**INSTRUCTION**
Filter the listing below, copying every line in which the word "accomplissement" appears.

RECORD EXTRACTS start

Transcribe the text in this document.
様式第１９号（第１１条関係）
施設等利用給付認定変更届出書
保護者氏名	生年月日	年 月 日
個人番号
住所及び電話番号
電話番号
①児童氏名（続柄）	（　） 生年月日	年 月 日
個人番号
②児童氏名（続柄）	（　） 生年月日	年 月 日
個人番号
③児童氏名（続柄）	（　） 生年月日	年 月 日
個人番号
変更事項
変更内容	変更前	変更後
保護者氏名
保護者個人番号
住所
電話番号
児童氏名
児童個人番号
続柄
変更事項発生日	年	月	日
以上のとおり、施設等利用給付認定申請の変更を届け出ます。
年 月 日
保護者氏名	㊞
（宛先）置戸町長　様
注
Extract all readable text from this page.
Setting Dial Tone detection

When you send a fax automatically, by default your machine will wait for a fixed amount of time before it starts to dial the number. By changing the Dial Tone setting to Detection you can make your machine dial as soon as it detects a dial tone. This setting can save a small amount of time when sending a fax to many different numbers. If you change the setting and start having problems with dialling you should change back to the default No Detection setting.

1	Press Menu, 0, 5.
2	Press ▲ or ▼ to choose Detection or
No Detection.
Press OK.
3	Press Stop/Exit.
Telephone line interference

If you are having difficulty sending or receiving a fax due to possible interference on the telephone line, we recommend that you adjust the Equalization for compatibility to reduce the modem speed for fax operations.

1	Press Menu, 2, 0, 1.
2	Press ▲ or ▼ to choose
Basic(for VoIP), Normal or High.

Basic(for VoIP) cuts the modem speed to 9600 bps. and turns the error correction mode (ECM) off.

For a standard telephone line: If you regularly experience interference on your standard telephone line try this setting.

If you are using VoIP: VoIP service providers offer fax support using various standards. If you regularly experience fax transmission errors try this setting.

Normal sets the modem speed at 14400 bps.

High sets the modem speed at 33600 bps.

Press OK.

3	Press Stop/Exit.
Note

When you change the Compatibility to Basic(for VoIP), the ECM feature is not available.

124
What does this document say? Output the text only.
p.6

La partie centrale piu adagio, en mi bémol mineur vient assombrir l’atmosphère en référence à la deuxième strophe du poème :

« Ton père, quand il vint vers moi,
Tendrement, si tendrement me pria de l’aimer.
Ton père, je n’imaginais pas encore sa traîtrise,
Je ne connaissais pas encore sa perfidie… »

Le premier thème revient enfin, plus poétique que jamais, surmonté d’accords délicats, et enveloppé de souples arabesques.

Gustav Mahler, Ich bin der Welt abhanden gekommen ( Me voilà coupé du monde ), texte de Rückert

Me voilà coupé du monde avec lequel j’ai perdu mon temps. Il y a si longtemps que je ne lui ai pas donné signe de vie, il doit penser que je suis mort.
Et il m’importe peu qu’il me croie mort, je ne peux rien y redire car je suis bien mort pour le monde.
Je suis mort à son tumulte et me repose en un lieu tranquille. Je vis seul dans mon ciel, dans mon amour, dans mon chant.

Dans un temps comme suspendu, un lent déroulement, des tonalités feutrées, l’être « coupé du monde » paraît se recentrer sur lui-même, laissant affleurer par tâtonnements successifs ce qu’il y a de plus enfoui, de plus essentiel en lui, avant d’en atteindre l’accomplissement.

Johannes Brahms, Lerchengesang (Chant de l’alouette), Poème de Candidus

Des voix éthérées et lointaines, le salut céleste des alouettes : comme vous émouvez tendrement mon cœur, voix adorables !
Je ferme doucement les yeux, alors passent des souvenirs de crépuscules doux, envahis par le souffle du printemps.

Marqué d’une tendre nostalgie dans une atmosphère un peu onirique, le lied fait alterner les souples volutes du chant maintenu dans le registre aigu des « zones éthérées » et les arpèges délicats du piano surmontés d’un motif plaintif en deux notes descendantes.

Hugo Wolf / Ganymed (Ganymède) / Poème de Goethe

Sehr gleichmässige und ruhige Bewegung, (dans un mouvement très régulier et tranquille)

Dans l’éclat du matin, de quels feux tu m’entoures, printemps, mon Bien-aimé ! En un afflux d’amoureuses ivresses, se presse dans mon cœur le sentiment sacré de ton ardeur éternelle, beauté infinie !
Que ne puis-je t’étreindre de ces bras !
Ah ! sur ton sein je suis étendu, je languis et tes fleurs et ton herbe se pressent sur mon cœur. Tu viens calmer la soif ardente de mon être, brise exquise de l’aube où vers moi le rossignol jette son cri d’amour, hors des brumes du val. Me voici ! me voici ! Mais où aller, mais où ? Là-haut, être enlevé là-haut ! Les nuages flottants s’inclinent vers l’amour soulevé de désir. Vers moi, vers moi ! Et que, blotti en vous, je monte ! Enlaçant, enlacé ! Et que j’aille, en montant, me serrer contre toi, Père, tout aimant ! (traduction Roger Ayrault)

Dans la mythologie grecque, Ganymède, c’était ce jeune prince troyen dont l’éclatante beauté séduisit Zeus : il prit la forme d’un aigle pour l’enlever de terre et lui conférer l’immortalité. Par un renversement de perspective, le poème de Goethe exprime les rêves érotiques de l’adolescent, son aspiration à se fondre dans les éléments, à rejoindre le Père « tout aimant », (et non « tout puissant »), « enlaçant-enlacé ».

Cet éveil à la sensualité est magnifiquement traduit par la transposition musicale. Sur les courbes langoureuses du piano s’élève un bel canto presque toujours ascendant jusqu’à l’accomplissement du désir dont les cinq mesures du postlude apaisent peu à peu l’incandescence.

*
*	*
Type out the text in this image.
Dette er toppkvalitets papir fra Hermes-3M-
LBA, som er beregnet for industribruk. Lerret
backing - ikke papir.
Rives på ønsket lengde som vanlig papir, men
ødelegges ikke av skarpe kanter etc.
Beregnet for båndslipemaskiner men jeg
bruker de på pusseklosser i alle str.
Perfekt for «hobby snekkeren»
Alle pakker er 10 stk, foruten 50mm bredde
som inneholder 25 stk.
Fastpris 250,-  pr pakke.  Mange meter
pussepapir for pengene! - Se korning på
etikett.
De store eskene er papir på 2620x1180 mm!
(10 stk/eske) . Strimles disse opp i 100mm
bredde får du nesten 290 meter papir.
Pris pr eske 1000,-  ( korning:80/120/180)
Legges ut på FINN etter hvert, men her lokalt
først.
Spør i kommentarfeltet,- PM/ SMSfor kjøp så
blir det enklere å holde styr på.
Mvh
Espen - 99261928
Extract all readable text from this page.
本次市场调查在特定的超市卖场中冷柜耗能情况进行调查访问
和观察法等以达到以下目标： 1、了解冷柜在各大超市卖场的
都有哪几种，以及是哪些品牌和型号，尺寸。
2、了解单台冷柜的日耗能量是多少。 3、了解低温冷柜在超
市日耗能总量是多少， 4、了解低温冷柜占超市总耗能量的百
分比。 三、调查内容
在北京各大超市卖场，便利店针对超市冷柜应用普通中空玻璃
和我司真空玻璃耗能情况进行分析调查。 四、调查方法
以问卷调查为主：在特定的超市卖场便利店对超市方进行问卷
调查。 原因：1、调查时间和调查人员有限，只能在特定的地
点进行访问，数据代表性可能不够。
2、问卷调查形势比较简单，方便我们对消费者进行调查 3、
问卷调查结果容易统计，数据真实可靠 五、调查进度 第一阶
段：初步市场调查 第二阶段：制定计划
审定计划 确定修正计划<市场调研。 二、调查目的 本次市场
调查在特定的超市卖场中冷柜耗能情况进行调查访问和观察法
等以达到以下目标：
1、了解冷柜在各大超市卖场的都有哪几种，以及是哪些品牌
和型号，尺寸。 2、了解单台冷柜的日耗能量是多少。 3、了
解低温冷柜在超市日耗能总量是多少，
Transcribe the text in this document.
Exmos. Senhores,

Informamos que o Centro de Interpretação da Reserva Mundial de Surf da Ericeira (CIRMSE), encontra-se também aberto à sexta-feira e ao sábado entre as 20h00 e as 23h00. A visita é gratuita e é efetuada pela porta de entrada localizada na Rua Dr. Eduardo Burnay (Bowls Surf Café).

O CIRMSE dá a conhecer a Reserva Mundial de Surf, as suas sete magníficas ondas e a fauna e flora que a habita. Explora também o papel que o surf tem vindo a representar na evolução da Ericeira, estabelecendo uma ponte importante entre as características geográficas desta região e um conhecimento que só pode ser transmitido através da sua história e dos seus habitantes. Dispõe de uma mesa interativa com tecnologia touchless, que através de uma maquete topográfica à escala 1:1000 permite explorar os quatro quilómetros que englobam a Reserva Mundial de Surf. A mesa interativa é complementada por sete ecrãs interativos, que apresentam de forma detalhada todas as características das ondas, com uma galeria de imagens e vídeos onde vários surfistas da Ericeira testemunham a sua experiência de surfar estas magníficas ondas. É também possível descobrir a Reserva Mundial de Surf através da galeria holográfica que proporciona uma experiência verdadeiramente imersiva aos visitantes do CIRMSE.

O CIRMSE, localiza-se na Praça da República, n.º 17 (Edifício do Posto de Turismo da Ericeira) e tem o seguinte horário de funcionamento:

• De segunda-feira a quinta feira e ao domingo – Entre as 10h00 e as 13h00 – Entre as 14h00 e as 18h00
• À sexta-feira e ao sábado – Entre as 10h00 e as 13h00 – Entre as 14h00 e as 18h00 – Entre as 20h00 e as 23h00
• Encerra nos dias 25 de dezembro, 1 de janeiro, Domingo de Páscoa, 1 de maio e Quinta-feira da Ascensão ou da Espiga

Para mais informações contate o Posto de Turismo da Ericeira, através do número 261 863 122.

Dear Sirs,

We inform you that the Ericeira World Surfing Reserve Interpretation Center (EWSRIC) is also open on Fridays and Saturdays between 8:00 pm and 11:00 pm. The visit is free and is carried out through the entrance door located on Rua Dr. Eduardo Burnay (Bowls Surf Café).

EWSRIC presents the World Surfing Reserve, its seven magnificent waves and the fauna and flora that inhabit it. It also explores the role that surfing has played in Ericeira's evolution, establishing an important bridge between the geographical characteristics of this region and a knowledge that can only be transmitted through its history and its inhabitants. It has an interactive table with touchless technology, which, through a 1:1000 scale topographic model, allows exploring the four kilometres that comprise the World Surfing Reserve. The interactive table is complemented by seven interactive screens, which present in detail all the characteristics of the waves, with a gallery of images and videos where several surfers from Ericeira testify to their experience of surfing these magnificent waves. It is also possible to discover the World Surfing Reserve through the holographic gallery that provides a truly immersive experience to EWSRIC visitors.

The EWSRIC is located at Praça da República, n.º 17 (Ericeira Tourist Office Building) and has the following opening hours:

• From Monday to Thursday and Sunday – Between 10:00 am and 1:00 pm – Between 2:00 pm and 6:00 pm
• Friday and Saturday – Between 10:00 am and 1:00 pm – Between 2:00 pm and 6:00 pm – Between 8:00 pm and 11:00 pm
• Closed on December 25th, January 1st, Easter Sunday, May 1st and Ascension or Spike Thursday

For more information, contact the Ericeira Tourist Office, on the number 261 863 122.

RECORD EXTRACTS end

**EXERCISE ANSWER**
Dans un temps comme suspendu, un lent déroulement, des tonalités feutrées, l’être « coupé du monde » paraît se recentrer sur lui-même, laissant affleurer par tâtonnements successifs ce qu’il y a de plus enfoui, de plus essentiel en lui, avant d’en atteindre l’accomplissement.
Cet éveil à la sensualité est magnifiquement traduit par la transposition musicale. Sur les courbes langoureuses du piano s’élève un bel canto presque toujours ascendant jusqu’à l’accomplissement du désir dont les cinq mesures du postlude apaisent peu à peu l’incandescence.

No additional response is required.